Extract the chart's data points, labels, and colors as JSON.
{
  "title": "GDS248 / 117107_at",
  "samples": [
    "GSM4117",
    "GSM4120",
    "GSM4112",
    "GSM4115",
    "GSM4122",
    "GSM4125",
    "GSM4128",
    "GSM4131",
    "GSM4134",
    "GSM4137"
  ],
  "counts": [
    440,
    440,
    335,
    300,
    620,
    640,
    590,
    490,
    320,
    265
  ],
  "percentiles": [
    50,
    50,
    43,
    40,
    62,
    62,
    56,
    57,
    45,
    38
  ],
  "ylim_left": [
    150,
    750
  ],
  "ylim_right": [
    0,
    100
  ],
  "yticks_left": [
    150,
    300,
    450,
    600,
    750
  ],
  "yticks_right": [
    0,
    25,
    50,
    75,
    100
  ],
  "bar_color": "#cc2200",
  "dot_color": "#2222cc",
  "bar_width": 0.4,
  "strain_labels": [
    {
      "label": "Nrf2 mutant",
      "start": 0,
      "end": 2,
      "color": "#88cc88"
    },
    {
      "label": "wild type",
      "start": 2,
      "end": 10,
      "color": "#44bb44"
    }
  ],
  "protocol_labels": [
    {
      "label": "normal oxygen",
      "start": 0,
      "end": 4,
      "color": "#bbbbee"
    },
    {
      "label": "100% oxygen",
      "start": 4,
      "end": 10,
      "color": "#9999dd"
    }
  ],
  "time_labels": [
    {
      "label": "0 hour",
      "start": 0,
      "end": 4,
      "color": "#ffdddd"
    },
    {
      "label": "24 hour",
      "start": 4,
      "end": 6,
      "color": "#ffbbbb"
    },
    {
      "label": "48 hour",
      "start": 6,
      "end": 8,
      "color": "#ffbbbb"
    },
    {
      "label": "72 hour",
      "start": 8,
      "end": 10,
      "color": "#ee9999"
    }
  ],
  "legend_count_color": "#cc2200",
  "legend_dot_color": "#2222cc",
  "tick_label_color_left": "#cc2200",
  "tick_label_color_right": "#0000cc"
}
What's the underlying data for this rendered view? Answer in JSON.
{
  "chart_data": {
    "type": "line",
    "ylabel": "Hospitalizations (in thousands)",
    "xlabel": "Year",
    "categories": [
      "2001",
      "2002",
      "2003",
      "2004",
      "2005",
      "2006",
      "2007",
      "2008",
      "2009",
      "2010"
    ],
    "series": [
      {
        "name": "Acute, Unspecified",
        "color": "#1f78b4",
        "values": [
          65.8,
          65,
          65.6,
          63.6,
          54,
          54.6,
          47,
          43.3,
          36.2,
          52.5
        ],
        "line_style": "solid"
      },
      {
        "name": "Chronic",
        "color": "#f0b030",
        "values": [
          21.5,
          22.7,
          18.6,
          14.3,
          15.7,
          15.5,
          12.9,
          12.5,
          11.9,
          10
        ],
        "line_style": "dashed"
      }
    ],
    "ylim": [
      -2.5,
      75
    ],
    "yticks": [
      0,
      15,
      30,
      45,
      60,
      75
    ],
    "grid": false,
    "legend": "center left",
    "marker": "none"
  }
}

■ STATED EXERCISE ■
Copy each line of the records above that carries the word "hour".

■ FINAL RESULT ■
      "label": "0 hour",
      "label": "24 hour",
      "label": "48 hour",
      "label": "72 hour",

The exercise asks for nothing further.